The data:
begin

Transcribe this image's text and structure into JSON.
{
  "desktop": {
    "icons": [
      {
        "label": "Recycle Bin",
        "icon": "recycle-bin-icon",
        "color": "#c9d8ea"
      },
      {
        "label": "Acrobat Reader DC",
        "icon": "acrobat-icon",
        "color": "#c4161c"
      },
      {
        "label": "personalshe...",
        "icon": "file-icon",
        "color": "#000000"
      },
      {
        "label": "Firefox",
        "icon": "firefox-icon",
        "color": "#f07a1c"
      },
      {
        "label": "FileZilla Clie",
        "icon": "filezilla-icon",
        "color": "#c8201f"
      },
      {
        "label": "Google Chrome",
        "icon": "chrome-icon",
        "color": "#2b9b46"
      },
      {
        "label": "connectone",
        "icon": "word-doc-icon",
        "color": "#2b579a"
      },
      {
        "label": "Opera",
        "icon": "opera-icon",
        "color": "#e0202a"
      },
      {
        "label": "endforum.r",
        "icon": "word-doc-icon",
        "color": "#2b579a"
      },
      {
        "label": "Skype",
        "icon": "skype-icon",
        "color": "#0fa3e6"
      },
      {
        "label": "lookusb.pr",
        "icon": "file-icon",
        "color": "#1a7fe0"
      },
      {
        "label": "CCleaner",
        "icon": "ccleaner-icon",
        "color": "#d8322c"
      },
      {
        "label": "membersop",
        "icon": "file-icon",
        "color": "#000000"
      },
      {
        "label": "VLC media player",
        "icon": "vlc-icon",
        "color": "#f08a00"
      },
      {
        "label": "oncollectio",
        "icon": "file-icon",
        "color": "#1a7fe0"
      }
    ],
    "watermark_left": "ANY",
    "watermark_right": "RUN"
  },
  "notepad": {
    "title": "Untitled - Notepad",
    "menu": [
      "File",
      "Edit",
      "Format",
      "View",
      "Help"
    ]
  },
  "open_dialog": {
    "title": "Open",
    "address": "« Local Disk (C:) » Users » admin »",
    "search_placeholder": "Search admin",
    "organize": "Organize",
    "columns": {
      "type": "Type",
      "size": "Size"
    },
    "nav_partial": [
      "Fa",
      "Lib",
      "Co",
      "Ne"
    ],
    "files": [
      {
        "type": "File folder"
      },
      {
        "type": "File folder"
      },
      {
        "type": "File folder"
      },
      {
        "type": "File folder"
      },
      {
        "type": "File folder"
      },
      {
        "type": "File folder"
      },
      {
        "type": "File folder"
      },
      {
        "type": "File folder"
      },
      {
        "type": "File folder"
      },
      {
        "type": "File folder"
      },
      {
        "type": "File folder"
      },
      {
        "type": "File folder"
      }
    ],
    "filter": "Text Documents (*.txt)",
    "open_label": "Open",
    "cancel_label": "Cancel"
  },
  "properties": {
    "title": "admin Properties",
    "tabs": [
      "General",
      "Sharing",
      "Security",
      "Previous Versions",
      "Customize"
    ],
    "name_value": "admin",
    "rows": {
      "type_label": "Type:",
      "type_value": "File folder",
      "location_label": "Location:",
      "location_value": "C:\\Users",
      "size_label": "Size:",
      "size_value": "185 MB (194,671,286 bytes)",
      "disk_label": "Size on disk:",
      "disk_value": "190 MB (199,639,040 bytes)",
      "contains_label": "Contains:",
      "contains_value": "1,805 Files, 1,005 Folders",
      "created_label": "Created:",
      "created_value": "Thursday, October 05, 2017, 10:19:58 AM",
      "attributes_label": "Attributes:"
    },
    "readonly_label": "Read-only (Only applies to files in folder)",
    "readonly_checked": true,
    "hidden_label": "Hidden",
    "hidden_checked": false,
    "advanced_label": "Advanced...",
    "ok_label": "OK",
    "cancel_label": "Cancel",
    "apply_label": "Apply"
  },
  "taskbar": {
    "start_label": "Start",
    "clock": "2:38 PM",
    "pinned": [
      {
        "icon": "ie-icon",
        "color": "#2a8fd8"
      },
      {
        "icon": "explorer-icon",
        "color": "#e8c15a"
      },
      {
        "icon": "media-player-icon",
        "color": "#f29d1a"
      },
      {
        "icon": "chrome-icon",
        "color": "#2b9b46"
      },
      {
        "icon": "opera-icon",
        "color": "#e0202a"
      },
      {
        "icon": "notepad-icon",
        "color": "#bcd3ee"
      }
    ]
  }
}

end

Given problem:
Copy each line of the records above that carries the word "media".

Output for this task:
        "label": "VLC media player",
        "icon": "media-player-icon",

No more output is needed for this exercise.